> [Set exercise] Repeat the whole of the data, keeping every detail the same.

[Source data]
+ + + +

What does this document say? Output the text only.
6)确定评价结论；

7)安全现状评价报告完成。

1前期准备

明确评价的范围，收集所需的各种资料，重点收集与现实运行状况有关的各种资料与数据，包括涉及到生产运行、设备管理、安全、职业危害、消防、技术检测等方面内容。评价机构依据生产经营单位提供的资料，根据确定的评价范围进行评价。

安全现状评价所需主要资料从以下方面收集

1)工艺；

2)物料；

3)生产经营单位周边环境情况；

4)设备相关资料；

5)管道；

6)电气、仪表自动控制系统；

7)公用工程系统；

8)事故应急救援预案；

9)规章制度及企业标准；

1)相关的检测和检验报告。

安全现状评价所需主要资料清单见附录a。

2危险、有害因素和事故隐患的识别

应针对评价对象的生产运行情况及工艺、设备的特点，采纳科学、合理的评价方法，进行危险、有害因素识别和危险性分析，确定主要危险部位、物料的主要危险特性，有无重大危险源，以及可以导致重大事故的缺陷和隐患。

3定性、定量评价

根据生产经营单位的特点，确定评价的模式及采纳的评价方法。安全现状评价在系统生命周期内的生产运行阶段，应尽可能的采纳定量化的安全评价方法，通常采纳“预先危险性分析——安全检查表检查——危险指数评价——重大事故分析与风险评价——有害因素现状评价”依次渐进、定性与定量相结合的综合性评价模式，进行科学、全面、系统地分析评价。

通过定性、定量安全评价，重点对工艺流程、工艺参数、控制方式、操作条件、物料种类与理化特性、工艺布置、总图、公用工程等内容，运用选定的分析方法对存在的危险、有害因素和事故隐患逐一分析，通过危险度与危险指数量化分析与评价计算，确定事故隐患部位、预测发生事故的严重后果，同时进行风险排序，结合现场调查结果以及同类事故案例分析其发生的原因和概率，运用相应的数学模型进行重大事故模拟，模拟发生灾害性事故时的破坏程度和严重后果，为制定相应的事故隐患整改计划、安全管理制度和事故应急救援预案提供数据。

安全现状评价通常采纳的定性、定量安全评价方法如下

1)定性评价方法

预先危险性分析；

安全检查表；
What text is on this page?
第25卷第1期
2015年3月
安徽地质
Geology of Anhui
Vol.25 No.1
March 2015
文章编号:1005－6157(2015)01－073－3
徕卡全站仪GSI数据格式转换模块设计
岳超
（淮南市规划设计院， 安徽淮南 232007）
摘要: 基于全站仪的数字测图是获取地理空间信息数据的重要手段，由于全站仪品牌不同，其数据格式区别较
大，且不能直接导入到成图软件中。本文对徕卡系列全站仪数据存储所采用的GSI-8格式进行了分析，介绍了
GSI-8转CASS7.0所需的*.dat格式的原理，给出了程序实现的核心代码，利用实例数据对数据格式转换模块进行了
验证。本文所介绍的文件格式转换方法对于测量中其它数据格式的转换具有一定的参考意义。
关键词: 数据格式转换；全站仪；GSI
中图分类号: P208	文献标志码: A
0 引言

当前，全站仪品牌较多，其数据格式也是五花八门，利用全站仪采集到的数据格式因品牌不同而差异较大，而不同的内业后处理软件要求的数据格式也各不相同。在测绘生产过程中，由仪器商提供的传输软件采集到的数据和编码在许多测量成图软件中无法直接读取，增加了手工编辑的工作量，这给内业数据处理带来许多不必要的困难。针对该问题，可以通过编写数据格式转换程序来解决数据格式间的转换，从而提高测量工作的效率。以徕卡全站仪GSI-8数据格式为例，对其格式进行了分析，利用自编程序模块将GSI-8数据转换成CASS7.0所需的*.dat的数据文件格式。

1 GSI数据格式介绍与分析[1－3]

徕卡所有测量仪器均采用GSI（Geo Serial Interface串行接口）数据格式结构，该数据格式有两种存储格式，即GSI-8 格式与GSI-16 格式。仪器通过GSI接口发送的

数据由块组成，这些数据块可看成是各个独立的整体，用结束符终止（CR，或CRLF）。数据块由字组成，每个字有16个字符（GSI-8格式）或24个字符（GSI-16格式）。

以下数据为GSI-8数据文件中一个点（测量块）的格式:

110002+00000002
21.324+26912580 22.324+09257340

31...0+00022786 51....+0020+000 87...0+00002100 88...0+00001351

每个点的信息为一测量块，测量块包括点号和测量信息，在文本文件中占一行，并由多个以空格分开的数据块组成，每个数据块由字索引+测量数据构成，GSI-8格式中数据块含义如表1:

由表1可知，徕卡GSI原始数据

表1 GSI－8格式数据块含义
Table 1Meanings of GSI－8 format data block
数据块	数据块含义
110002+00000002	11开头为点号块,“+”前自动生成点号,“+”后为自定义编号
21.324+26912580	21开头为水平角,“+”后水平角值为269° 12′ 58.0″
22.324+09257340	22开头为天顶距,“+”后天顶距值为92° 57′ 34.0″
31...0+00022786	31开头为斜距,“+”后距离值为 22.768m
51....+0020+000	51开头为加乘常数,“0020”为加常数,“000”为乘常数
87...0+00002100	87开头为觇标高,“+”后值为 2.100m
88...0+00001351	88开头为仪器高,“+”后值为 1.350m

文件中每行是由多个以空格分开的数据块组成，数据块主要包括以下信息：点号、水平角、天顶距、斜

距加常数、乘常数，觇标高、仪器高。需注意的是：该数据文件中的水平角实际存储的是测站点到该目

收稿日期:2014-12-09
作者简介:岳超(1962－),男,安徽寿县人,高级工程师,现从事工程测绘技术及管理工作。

+ + + +

> [Task answer]
What does this document say? Output the text only.
6)确定评价结论；

7)安全现状评价报告完成。

1前期准备

明确评价的范围，收集所需的各种资料，重点收集与现实运行状况有关的各种资料与数据，包括涉及到生产运行、设备管理、安全、职业危害、消防、技术检测等方面内容。评价机构依据生产经营单位提供的资料，根据确定的评价范围进行评价。

安全现状评价所需主要资料从以下方面收集

1)工艺；

2)物料；

3)生产经营单位周边环境情况；

4)设备相关资料；

5)管道；

6)电气、仪表自动控制系统；

7)公用工程系统；

8)事故应急救援预案；

9)规章制度及企业标准；

1)相关的检测和检验报告。

安全现状评价所需主要资料清单见附录a。

2危险、有害因素和事故隐患的识别

应针对评价对象的生产运行情况及工艺、设备的特点，采纳科学、合理的评价方法，进行危险、有害因素识别和危险性分析，确定主要危险部位、物料的主要危险特性，有无重大危险源，以及可以导致重大事故的缺陷和隐患。

3定性、定量评价

根据生产经营单位的特点，确定评价的模式及采纳的评价方法。安全现状评价在系统生命周期内的生产运行阶段，应尽可能的采纳定量化的安全评价方法，通常采纳“预先危险性分析——安全检查表检查——危险指数评价——重大事故分析与风险评价——有害因素现状评价”依次渐进、定性与定量相结合的综合性评价模式，进行科学、全面、系统地分析评价。

通过定性、定量安全评价，重点对工艺流程、工艺参数、控制方式、操作条件、物料种类与理化特性、工艺布置、总图、公用工程等内容，运用选定的分析方法对存在的危险、有害因素和事故隐患逐一分析，通过危险度与危险指数量化分析与评价计算，确定事故隐患部位、预测发生事故的严重后果，同时进行风险排序，结合现场调查结果以及同类事故案例分析其发生的原因和概率，运用相应的数学模型进行重大事故模拟，模拟发生灾害性事故时的破坏程度和严重后果，为制定相应的事故隐患整改计划、安全管理制度和事故应急救援预案提供数据。

安全现状评价通常采纳的定性、定量安全评价方法如下

1)定性评价方法

预先危险性分析；

安全检查表；
What text is on this page?
第25卷第1期
2015年3月
安徽地质
Geology of Anhui
Vol.25 No.1
March 2015
文章编号:1005－6157(2015)01－073－3
徕卡全站仪GSI数据格式转换模块设计
岳超
（淮南市规划设计院， 安徽淮南 232007）
摘要: 基于全站仪的数字测图是获取地理空间信息数据的重要手段，由于全站仪品牌不同，其数据格式区别较
大，且不能直接导入到成图软件中。本文对徕卡系列全站仪数据存储所采用的GSI-8格式进行了分析，介绍了
GSI-8转CASS7.0所需的*.dat格式的原理，给出了程序实现的核心代码，利用实例数据对数据格式转换模块进行了
验证。本文所介绍的文件格式转换方法对于测量中其它数据格式的转换具有一定的参考意义。
关键词: 数据格式转换；全站仪；GSI
中图分类号: P208	文献标志码: A
0 引言

当前，全站仪品牌较多，其数据格式也是五花八门，利用全站仪采集到的数据格式因品牌不同而差异较大，而不同的内业后处理软件要求的数据格式也各不相同。在测绘生产过程中，由仪器商提供的传输软件采集到的数据和编码在许多测量成图软件中无法直接读取，增加了手工编辑的工作量，这给内业数据处理带来许多不必要的困难。针对该问题，可以通过编写数据格式转换程序来解决数据格式间的转换，从而提高测量工作的效率。以徕卡全站仪GSI-8数据格式为例，对其格式进行了分析，利用自编程序模块将GSI-8数据转换成CASS7.0所需的*.dat的数据文件格式。

1 GSI数据格式介绍与分析[1－3]

徕卡所有测量仪器均采用GSI（Geo Serial Interface串行接口）数据格式结构，该数据格式有两种存储格式，即GSI-8 格式与GSI-16 格式。仪器通过GSI接口发送的

数据由块组成，这些数据块可看成是各个独立的整体，用结束符终止（CR，或CRLF）。数据块由字组成，每个字有16个字符（GSI-8格式）或24个字符（GSI-16格式）。

以下数据为GSI-8数据文件中一个点（测量块）的格式:

110002+00000002
21.324+26912580 22.324+09257340

31...0+00022786 51....+0020+000 87...0+00002100 88...0+00001351

每个点的信息为一测量块，测量块包括点号和测量信息，在文本文件中占一行，并由多个以空格分开的数据块组成，每个数据块由字索引+测量数据构成，GSI-8格式中数据块含义如表1:

由表1可知，徕卡GSI原始数据

表1 GSI－8格式数据块含义
Table 1Meanings of GSI－8 format data block
数据块	数据块含义
110002+00000002	11开头为点号块,“+”前自动生成点号,“+”后为自定义编号
21.324+26912580	21开头为水平角,“+”后水平角值为269° 12′ 58.0″
22.324+09257340	22开头为天顶距,“+”后天顶距值为92° 57′ 34.0″
31...0+00022786	31开头为斜距,“+”后距离值为 22.768m
51....+0020+000	51开头为加乘常数,“0020”为加常数,“000”为乘常数
87...0+00002100	87开头为觇标高,“+”后值为 2.100m
88...0+00001351	88开头为仪器高,“+”后值为 1.350m

文件中每行是由多个以空格分开的数据块组成，数据块主要包括以下信息：点号、水平角、天顶距、斜

距加常数、乘常数，觇标高、仪器高。需注意的是：该数据文件中的水平角实际存储的是测站点到该目

收稿日期:2014-12-09
作者简介:岳超(1962－),男,安徽寿县人,高级工程师,现从事工程测绘技术及管理工作。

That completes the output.